## START
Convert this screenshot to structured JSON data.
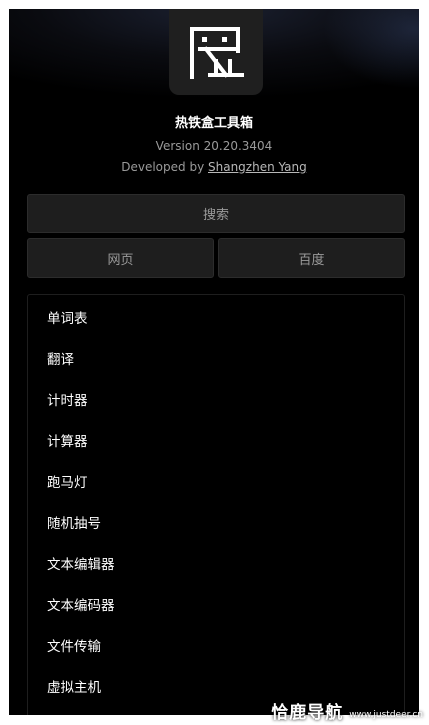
{
  "app": {
    "name": "热铁盒工具箱",
    "version": "Version 20.20.3404",
    "developed_by_prefix": "Developed by",
    "developer": "Shangzhen Yang"
  },
  "search": {
    "search_label": "搜索",
    "web_label": "网页",
    "baidu_label": "百度"
  },
  "tools": [
    {
      "label": "单词表"
    },
    {
      "label": "翻译"
    },
    {
      "label": "计时器"
    },
    {
      "label": "计算器"
    },
    {
      "label": "跑马灯"
    },
    {
      "label": "随机抽号"
    },
    {
      "label": "文本编辑器"
    },
    {
      "label": "文本编码器"
    },
    {
      "label": "文件传输"
    },
    {
      "label": "虚拟主机"
    }
  ],
  "watermark": {
    "name": "恰鹿导航",
    "url": "www.justdeer.cn"
  },
  "colors": {
    "background": "#000000",
    "button_bg": "#1e1e1e",
    "text_primary": "#ffffff",
    "text_muted": "#9a9a9a"
  }
}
## END
> _AIM_
Copy the data exactly. Any picture it contains is to be omitted.

> _ANSWER TO THIS TASK_
Convert this screenshot to structured JSON data.
{
  "app": {
    "name": "热铁盒工具箱",
    "version": "Version 20.20.3404",
    "developed_by_prefix": "Developed by",
    "developer": "Shangzhen Yang"
  },
  "search": {
    "search_label": "搜索",
    "web_label": "网页",
    "baidu_label": "百度"
  },
  "tools": [
    {
      "label": "单词表"
    },
    {
      "label": "翻译"
    },
    {
      "label": "计时器"
    },
    {
      "label": "计算器"
    },
    {
      "label": "跑马灯"
    },
    {
      "label": "随机抽号"
    },
    {
      "label": "文本编辑器"
    },
    {
      "label": "文本编码器"
    },
    {
      "label": "文件传输"
    },
    {
      "label": "虚拟主机"
    }
  ],
  "watermark": {
    "name": "恰鹿导航",
    "url": "www.justdeer.cn"
  },
  "colors": {
    "background": "#000000",
    "button_bg": "#1e1e1e",
    "text_primary": "#ffffff",
    "text_muted": "#9a9a9a"
  }
}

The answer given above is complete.